# DIRECTIONS
Please edit the lines below so that "screenshot" becomes "image" and everything else stays the same. Leave the pictures out of your answer.

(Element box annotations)
+--

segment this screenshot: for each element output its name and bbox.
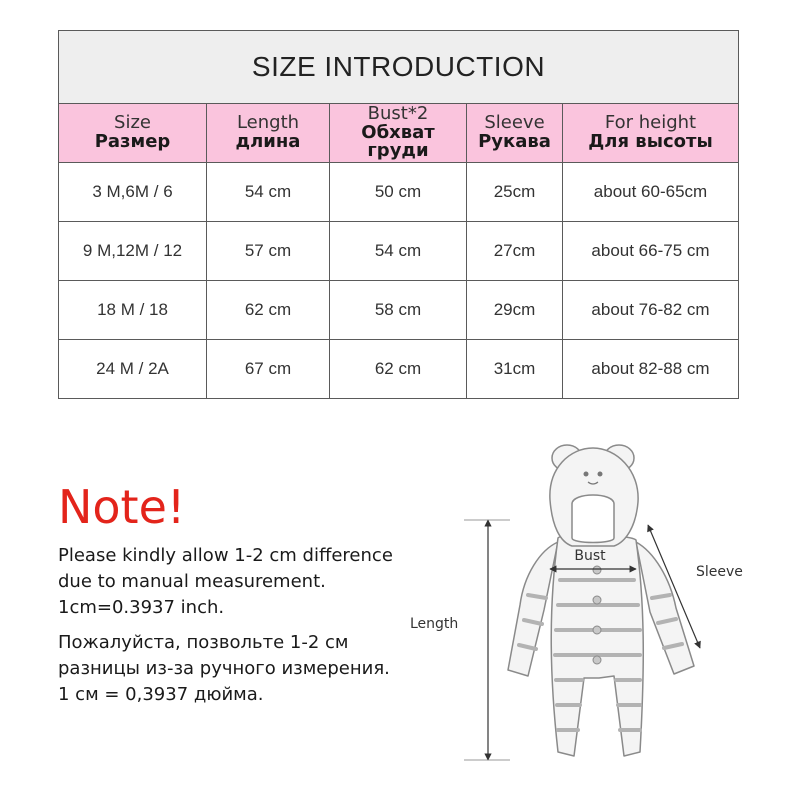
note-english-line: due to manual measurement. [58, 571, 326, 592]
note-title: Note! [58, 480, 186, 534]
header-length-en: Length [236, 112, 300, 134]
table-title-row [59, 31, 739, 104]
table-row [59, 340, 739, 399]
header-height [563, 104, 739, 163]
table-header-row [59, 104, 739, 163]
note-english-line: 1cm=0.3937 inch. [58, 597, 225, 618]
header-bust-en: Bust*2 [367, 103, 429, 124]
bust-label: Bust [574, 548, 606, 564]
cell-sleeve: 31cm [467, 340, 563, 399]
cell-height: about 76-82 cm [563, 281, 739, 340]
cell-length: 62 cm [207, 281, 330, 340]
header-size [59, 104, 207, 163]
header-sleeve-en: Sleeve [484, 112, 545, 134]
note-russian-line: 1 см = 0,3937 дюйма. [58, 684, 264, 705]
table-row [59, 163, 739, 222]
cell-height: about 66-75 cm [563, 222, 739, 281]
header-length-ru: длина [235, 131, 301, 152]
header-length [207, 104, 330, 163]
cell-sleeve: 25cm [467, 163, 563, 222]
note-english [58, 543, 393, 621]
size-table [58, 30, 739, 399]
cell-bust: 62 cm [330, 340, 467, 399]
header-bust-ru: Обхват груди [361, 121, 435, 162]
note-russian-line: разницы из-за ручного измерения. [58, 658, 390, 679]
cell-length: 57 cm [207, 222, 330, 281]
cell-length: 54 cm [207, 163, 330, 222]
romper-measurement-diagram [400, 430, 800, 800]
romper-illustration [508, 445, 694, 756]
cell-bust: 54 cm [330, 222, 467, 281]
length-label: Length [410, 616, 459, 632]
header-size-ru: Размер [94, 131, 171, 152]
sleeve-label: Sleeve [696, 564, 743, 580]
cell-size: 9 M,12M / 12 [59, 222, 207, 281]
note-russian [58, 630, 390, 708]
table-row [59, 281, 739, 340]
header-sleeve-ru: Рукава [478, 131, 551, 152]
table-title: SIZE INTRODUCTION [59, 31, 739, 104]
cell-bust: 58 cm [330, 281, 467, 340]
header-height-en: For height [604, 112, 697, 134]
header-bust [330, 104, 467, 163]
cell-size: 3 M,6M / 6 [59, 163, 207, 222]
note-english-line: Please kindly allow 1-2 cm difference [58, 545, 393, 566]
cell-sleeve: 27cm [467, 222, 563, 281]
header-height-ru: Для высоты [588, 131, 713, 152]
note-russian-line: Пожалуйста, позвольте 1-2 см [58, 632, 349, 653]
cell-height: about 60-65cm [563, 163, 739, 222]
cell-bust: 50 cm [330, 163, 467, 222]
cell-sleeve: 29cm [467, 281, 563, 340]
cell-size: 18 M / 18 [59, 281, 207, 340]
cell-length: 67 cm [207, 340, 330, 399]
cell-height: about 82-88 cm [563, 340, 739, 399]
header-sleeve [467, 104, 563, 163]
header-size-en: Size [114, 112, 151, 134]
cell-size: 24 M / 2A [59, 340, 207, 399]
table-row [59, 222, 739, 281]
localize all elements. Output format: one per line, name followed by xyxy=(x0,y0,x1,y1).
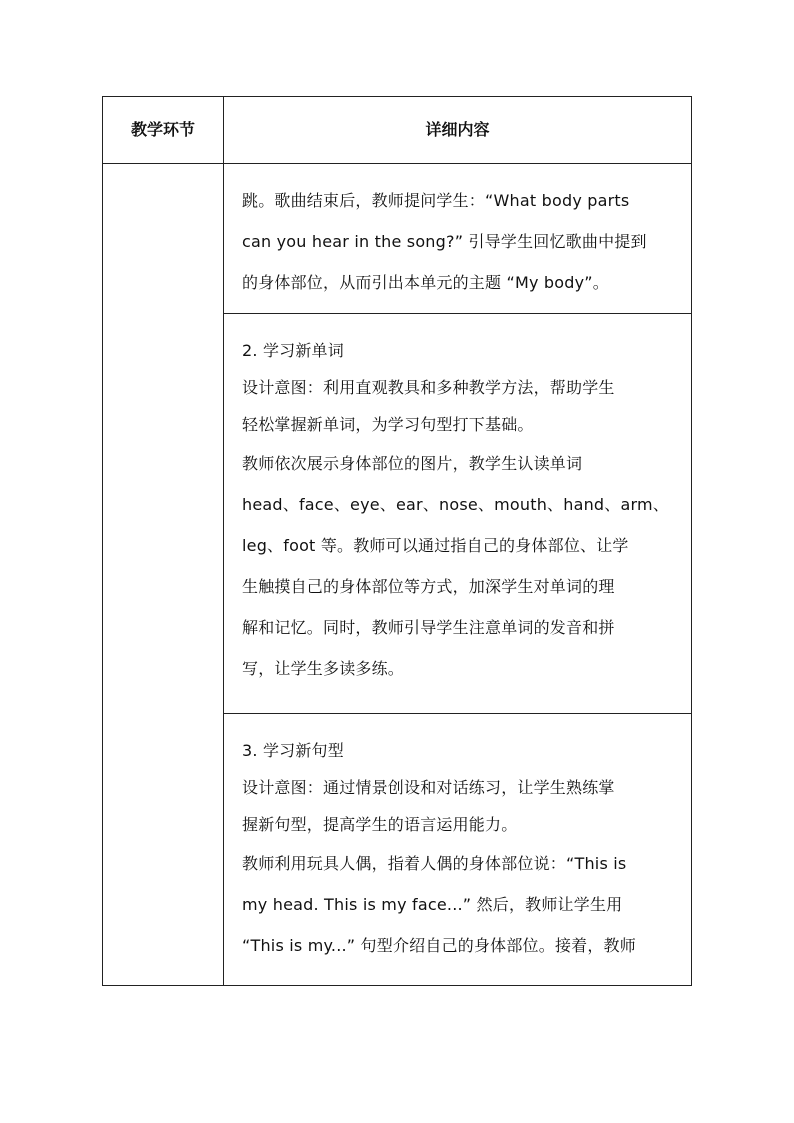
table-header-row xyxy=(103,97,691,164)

+--

# RESULT OF THIS EXERCISE
segment this image: for each element output its name and bbox.
note-english-line: due to manual measurement. [58, 571, 326, 592]
note-title: Note! [58, 480, 186, 534]
header-length-en: Length [236, 112, 300, 134]
table-title-row [59, 31, 739, 104]
table-row [59, 340, 739, 399]
header-height [563, 104, 739, 163]
table-header-row [59, 104, 739, 163]
note-english-line: 1cm=0.3937 inch. [58, 597, 225, 618]
header-bust-en: Bust*2 [367, 103, 429, 124]
bust-label: Bust [574, 548, 606, 564]
cell-sleeve: 31cm [467, 340, 563, 399]
cell-height: about 76-82 cm [563, 281, 739, 340]
cell-length: 62 cm [207, 281, 330, 340]
header-size [59, 104, 207, 163]
header-sleeve-en: Sleeve [484, 112, 545, 134]
note-russian-line: 1 см = 0,3937 дюйма. [58, 684, 264, 705]
table-row [59, 163, 739, 222]
cell-height: about 66-75 cm [563, 222, 739, 281]
header-length-ru: длина [235, 131, 301, 152]
header-length [207, 104, 330, 163]
cell-sleeve: 25cm [467, 163, 563, 222]
note-english [58, 543, 393, 621]
size-table [58, 30, 739, 399]
cell-bust: 62 cm [330, 340, 467, 399]
header-bust-ru: Обхват груди [361, 121, 435, 162]
note-russian-line: разницы из-за ручного измерения. [58, 658, 390, 679]
cell-length: 57 cm [207, 222, 330, 281]
cell-length: 54 cm [207, 163, 330, 222]
romper-measurement-diagram [400, 430, 800, 800]
romper-illustration [508, 445, 694, 756]
cell-bust: 54 cm [330, 222, 467, 281]
length-label: Length [410, 616, 459, 632]
header-size-ru: Размер [94, 131, 171, 152]
sleeve-label: Sleeve [696, 564, 743, 580]
cell-size: 9 M,12M / 12 [59, 222, 207, 281]
note-russian [58, 630, 390, 708]
table-row [59, 281, 739, 340]
header-sleeve-ru: Рукава [478, 131, 551, 152]
table-title: SIZE INTRODUCTION [59, 31, 739, 104]
cell-bust: 58 cm [330, 281, 467, 340]
header-height-en: For height [604, 112, 697, 134]
header-bust [330, 104, 467, 163]
cell-size: 3 M,6M / 6 [59, 163, 207, 222]
note-english-line: Please kindly allow 1-2 cm difference [58, 545, 393, 566]
cell-sleeve: 27cm [467, 222, 563, 281]
header-height-ru: Для высоты [588, 131, 713, 152]
note-russian-line: Пожалуйста, позвольте 1-2 см [58, 632, 349, 653]
cell-height: about 60-65cm [563, 163, 739, 222]
cell-bust: 50 cm [330, 163, 467, 222]
cell-sleeve: 29cm [467, 281, 563, 340]
cell-size: 18 M / 18 [59, 281, 207, 340]
cell-length: 67 cm [207, 340, 330, 399]
cell-height: about 82-88 cm [563, 340, 739, 399]
header-sleeve [467, 104, 563, 163]
header-size-en: Size [114, 112, 151, 134]
cell-size: 24 M / 2A [59, 340, 207, 399]
table-row [59, 222, 739, 281]
localize all elements. Output format: one per line, name followed by xyxy=(x0,y0,x1,y1).
table-header-row xyxy=(103,97,691,164)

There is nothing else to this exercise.